# Records from a dataset
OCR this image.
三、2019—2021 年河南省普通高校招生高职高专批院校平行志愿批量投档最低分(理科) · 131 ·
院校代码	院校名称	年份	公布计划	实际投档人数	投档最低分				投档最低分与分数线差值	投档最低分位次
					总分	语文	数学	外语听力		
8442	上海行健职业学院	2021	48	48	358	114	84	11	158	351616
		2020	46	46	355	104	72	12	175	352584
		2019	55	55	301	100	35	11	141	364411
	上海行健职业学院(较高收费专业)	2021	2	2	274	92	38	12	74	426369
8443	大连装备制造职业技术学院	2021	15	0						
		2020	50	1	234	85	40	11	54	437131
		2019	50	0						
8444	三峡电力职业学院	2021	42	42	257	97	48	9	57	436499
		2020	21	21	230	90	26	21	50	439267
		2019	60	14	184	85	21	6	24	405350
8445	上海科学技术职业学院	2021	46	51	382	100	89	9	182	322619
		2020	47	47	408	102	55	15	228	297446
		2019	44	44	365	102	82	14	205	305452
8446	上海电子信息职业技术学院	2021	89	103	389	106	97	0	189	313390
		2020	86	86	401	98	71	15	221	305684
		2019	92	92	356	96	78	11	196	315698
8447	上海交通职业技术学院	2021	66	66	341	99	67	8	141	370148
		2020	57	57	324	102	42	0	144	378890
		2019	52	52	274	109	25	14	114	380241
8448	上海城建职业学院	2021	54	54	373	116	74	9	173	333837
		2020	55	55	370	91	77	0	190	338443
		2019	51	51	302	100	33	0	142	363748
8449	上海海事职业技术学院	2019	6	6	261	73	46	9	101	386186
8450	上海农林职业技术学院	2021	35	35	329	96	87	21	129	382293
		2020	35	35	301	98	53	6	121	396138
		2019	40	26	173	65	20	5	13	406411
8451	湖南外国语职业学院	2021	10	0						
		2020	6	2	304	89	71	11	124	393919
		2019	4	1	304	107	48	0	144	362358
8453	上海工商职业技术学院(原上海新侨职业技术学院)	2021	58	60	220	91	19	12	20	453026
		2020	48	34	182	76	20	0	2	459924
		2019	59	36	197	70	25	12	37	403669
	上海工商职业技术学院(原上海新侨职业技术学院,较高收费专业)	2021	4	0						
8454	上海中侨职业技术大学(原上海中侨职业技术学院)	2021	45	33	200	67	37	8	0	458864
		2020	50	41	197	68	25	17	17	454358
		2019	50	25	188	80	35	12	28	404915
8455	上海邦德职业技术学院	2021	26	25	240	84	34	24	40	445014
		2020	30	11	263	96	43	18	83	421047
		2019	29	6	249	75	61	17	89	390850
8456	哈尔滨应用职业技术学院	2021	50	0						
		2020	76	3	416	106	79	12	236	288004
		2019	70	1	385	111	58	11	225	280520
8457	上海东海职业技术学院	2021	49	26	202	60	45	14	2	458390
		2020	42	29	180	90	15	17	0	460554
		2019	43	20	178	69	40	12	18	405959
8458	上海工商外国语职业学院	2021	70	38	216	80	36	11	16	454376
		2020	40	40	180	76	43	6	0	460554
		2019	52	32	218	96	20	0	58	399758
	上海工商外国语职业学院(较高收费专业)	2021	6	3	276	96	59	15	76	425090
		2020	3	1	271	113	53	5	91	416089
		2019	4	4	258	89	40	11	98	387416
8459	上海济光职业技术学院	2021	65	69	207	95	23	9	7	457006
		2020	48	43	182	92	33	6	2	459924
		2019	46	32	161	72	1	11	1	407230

# Task requirements
Track down the lines that include the word "上海工商外国语职业学院" and copy them.

# Finished answer
8458	上海工商外国语职业学院	2021	70	38	216	80	36	11	16	454376
	上海工商外国语职业学院(较高收费专业)	2021	6	3	276	96	59	15	76	425090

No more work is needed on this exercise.